-- begin SOURCE DATA --

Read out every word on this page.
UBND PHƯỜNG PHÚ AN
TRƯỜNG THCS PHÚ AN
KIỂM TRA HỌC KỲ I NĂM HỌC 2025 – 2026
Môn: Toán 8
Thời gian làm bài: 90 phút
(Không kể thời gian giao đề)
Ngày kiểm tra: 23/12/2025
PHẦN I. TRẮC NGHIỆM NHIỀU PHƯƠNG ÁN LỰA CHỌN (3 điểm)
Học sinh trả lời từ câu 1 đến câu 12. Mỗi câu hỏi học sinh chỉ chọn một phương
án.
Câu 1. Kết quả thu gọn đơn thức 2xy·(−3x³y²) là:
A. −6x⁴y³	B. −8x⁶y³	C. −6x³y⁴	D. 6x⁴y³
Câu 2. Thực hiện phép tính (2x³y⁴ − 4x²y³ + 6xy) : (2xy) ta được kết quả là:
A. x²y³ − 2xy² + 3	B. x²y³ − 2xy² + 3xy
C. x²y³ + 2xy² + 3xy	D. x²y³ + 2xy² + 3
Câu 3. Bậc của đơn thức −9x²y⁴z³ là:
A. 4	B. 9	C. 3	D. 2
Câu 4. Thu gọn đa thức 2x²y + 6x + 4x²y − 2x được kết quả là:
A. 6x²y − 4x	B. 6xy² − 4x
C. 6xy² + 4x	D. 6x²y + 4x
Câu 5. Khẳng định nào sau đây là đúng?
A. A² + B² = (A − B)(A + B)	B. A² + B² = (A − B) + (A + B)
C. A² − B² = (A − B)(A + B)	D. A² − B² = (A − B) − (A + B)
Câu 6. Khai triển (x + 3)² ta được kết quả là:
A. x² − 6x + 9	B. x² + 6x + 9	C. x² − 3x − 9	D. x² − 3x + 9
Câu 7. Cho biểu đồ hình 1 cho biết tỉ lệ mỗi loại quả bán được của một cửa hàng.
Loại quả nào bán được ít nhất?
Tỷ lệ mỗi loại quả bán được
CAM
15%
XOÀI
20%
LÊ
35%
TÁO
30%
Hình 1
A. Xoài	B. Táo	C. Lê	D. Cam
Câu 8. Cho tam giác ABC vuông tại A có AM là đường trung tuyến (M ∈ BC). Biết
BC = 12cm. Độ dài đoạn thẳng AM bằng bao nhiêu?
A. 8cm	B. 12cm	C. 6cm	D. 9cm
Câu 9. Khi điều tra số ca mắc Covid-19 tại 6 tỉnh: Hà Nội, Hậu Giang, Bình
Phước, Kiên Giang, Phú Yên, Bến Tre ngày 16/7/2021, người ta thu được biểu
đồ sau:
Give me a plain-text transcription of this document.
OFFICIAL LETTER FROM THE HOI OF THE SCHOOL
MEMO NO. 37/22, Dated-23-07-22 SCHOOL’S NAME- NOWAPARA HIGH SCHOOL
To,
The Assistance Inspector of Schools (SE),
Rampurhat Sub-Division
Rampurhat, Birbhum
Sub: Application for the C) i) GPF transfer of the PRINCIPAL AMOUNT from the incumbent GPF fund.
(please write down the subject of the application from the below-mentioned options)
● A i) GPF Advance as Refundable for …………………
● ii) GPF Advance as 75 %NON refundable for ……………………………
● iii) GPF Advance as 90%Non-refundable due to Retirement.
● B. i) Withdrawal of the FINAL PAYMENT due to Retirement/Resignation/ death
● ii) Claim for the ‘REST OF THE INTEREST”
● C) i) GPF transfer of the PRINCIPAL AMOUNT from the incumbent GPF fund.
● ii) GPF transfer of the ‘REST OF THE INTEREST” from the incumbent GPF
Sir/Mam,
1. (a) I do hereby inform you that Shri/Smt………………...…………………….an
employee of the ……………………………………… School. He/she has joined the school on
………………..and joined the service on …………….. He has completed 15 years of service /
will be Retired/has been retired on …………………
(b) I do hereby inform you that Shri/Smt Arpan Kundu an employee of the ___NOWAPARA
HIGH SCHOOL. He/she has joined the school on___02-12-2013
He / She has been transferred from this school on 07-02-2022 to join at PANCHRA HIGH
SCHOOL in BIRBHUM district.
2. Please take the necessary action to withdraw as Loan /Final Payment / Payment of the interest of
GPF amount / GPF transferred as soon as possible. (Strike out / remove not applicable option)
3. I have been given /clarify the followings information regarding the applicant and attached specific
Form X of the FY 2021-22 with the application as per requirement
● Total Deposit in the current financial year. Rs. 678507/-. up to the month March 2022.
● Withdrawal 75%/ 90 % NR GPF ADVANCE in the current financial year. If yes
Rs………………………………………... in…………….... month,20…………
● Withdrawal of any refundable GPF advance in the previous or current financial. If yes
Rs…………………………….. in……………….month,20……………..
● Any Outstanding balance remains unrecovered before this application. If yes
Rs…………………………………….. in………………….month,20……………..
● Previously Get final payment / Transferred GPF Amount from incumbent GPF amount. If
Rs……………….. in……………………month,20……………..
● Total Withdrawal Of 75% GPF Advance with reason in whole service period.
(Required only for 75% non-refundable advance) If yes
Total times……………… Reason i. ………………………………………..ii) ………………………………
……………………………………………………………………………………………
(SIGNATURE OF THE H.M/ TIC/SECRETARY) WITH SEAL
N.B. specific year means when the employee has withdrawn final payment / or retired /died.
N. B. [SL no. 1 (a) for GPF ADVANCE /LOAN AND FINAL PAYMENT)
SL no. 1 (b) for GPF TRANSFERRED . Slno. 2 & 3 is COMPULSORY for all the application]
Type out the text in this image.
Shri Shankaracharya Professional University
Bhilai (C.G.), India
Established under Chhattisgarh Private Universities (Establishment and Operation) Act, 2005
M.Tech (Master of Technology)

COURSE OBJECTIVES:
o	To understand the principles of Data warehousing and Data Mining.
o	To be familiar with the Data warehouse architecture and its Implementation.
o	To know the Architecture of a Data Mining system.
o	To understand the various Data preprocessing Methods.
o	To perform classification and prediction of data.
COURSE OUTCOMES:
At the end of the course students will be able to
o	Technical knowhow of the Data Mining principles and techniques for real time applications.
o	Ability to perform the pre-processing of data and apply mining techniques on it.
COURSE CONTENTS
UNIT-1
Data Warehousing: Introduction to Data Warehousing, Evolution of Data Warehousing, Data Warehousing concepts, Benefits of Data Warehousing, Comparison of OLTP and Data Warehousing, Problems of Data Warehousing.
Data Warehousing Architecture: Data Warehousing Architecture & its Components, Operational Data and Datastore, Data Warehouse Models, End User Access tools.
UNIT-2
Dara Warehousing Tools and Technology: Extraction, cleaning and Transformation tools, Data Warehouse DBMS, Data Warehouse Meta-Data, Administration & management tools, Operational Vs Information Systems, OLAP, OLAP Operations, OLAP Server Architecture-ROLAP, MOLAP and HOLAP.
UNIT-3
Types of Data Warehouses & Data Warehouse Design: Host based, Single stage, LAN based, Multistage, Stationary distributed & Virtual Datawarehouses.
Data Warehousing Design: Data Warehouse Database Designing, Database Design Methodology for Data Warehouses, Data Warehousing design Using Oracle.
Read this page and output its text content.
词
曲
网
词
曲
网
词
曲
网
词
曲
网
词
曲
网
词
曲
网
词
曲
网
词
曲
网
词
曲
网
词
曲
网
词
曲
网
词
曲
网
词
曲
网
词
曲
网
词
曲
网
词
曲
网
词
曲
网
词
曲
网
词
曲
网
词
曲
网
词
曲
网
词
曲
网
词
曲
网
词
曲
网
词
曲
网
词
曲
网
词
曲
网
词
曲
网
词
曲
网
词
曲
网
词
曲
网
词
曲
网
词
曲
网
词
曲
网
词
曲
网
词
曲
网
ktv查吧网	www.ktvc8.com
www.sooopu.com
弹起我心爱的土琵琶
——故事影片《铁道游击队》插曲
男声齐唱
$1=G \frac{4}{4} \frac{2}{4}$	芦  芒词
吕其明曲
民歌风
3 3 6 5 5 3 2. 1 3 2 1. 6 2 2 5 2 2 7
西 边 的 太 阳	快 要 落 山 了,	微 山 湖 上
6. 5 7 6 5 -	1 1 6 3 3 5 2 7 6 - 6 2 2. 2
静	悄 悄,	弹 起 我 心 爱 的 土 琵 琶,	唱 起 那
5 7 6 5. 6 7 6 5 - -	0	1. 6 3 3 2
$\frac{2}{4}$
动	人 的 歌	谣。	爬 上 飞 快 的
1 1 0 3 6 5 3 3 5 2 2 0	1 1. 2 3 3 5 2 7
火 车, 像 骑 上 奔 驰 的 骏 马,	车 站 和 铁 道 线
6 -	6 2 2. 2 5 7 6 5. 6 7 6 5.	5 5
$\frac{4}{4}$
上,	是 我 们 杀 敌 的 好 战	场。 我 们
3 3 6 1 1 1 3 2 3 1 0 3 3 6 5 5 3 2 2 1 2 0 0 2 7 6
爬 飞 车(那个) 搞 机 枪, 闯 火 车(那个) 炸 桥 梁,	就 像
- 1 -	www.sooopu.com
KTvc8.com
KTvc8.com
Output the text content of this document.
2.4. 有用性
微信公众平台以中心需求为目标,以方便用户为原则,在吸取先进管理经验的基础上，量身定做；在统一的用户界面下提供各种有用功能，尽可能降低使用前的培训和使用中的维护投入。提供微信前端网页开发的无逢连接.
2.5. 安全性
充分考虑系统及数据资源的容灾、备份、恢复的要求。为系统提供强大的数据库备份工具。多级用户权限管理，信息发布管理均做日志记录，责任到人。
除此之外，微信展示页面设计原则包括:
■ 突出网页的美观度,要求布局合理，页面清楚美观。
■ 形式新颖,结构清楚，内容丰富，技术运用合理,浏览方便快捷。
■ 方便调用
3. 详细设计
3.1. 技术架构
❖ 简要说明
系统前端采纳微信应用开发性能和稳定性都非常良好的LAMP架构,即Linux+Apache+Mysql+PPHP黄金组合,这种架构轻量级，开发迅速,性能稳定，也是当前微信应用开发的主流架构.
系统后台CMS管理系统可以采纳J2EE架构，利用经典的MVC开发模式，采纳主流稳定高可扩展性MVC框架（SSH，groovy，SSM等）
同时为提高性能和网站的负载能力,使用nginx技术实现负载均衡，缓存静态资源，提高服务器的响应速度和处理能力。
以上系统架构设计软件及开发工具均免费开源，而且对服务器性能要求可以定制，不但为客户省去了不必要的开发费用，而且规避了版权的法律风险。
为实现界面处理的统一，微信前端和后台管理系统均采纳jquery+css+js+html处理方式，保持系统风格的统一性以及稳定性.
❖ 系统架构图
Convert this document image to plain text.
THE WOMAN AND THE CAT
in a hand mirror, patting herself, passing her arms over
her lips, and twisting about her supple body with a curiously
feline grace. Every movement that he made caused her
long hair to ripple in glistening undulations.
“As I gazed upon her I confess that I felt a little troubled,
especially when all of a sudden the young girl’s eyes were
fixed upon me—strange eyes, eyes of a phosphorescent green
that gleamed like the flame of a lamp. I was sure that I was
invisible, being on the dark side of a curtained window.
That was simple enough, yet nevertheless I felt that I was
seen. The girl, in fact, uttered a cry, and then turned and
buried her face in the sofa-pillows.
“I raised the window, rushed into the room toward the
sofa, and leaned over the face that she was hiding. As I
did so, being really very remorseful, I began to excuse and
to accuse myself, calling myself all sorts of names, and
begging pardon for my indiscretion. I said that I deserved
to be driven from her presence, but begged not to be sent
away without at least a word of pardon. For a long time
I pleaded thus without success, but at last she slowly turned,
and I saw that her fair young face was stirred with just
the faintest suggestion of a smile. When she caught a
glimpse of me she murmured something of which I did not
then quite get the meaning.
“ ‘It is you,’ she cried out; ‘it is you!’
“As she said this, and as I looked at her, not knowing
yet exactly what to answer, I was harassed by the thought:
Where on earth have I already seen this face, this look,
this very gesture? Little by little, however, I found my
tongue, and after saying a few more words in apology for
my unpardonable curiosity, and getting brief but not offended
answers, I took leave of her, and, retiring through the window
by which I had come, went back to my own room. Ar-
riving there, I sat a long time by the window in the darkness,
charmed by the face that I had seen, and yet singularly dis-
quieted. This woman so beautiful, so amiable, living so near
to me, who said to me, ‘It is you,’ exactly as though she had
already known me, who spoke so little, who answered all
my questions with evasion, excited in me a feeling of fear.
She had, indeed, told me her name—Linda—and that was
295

-- end SOURCE DATA --

**WHAT IS EXPECTED:**
Check each line of the records above for the string "window", and report every line that has it.

**SOLUTION:**
invisible, being on the dark side of a curtained window.
“I raised the window, rushed into the room toward the
answers, I took leave of her, and, retiring through the window
riving there, I sat a long time by the window in the darkness,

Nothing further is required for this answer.